**TEXTE PROPOSÉ**
↓
Produire une première de couverture après avoir lu une nouvelle.

Cet article présente un texte de Roald Dahl et les activités précédant et suivant sa lecture


Dans le cadre des AFP (ateliers de formation professionnelle), les étudiants du premier bloc, futurs enseignants, ont notamment l'occasion de participer à différentes activités (souvent regroupées en séquences) semblables à celles destinées à leurs élèves, avant de les analyser pour apprendre à en concevoir et à en animer en stage, puis lors de leurs pratiques professionnelles. Un des dispositifs vécus a porté sur la compétence lire. Il peut être mis en lien avec la fiche 1 du programme du premier degré commun : lire des textes littéraires pour se construire, découvrir le monde et partager sa lecture. Parmi les objets à lire, figurent les « récits fictionnels empruntés à la littérature de jeunesse (album, bande dessinée, nouvelle, conte, mythe, roman) » et les « textes poétiques (chanson, fable, poème, certains textes d'humour) ». 

Le texte et les activités précédant sa lecture

Un des écrits sélectionnés dans le cadre de la séquence portant sur la compétence lire a été une nouvelle de Roald Dahl, La logeuse. Elle a notamment été publiée dans le deuxième tome du recueil intitulé Nouvelles à chute, en 2006, chez Magnard. Cet écrivain qui est notamment connu pour ses livres de littérature d'enfance et de jeunesse est présenté dans les premières pages de cet ouvrage.

https://www.magnard.fr



Afin de vous donner un aperçu de la nouvelle, le début de celle-ci est reproduit ci-dessous.

https://www.magnard.fr/



Dans cette nouvelle, un jeune homme de 17 ans, Billy Weaver, arrive en train à Bath, une ville anglaise, pour un voyage d'affaires. Il cherche à y loger et trouve une chambre à louer chez une dame qui l'accueille aimablement. Elle l'invite à signer le livre d'or et à prendre un thé. Pendant qu'il le boit, ils discutent des pensionnaires précédents dont Billy se rappelle le nom (il est « presque sûr de les avoir vus dans les journaux ») sans parvenir à rassembler des souvenirs précis à leurs propos.
↑
**EXTRAITS DES DONNÉES**
↓
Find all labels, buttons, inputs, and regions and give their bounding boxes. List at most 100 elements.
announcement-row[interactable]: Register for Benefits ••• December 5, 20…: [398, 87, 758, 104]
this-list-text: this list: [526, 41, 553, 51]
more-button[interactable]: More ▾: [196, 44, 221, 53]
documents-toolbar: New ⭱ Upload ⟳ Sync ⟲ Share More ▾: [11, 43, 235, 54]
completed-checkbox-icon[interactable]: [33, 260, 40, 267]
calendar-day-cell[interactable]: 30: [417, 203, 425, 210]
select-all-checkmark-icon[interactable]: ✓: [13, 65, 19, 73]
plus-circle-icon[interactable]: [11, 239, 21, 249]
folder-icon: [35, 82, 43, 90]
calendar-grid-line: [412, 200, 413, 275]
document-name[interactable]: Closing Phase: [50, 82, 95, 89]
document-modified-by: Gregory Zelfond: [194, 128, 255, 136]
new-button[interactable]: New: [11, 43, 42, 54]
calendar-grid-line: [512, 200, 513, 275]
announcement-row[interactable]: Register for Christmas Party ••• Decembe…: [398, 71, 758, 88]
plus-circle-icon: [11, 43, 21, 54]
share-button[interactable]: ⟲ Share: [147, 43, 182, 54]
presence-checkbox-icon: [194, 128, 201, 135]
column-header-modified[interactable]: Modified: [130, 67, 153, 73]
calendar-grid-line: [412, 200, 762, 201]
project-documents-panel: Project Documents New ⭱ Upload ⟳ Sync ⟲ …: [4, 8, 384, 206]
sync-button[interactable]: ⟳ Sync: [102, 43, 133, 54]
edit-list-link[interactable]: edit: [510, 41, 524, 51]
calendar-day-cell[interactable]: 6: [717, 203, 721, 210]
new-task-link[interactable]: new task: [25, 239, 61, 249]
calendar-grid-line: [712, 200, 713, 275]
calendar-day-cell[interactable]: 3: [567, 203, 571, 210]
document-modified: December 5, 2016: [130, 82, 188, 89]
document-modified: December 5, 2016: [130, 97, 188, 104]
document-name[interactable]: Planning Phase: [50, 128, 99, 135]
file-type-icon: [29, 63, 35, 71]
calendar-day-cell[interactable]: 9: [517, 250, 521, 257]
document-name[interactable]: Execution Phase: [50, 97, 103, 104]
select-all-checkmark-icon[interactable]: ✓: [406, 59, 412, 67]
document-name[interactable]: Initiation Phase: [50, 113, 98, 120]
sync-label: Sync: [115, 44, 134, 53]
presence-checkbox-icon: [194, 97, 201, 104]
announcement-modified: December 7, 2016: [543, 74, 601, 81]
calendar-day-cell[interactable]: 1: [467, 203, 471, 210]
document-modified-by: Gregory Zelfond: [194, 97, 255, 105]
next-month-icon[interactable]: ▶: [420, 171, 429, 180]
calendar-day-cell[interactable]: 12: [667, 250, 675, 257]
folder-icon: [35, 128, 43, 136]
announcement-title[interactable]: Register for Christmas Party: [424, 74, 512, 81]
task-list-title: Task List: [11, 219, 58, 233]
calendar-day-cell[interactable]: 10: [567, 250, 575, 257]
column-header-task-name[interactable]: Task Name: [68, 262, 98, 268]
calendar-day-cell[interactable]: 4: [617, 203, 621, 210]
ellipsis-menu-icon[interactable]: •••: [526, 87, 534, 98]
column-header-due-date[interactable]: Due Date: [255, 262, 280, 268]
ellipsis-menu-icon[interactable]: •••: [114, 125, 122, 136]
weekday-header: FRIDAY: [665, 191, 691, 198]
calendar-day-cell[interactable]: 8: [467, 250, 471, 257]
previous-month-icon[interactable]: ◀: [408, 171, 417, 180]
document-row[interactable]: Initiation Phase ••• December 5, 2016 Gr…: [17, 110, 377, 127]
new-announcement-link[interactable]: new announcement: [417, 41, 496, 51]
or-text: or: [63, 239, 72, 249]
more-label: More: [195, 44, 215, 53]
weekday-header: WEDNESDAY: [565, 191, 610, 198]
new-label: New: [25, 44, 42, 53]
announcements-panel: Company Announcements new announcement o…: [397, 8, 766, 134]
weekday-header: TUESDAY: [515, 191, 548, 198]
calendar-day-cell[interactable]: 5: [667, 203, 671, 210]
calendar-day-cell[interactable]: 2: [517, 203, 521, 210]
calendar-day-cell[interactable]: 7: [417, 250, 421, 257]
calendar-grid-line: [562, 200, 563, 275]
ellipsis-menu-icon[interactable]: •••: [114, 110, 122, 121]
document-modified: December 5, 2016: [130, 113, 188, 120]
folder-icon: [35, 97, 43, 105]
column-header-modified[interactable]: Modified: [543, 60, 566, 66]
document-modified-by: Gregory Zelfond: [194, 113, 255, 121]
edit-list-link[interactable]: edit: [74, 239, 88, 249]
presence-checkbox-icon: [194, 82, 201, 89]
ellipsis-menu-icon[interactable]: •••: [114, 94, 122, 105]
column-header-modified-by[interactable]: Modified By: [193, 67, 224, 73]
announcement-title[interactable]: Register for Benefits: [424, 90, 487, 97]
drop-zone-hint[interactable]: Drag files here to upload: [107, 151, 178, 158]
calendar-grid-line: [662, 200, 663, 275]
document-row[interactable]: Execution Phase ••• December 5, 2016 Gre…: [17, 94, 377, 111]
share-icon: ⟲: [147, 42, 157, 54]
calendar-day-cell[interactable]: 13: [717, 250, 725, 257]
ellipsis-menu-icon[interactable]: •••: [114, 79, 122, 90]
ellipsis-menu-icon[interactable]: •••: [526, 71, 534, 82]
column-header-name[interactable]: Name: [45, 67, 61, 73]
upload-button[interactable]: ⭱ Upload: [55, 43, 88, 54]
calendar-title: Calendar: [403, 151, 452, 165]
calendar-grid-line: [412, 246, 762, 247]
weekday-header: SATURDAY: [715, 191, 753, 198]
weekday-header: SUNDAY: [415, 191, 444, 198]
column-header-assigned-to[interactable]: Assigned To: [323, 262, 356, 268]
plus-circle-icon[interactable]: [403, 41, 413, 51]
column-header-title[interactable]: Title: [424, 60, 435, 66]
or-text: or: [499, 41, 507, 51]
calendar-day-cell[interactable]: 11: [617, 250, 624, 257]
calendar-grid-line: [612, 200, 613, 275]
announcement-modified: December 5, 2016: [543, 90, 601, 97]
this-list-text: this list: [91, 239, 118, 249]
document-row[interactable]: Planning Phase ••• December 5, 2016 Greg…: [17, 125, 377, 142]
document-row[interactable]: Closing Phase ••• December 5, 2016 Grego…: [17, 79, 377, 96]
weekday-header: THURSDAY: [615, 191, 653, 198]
↑
**CONSIGNES**
**1.** Relevez dans l'article tous les genres cités entre parenthèses comme exemples de récits fictionnels empruntés à la littérature de jeunesse.
**2.** Selon l'article, dans quelle ville Billy Weaver arrive-t-il en train ?
**3.** Reformulez sous forme de liste à puces, plus brièvement, le paragraphe de l'article qui commence par « Dans cette nouvelle, un jeune homme », en conservant ses faits principaux.

**CORRIGÉ**
**1.** album, bande dessinée, nouvelle, conte, mythe, roman

**2.** Il arrive à Bath, une ville anglaise.

**3.**
- Billy Weaver, 17 ans, arrive en train à Bath, en Angleterre, pour un voyage d'affaires.
- Il loue une chambre chez une dame qui l'accueille aimablement.
- Elle l'invite à signer le livre d'or et à prendre un thé.
- En buvant le thé, ils parlent des pensionnaires précédents.
- Billy se rappelle leurs noms, qu'il croit avoir vus dans les journaux, mais pas de souvenirs précis.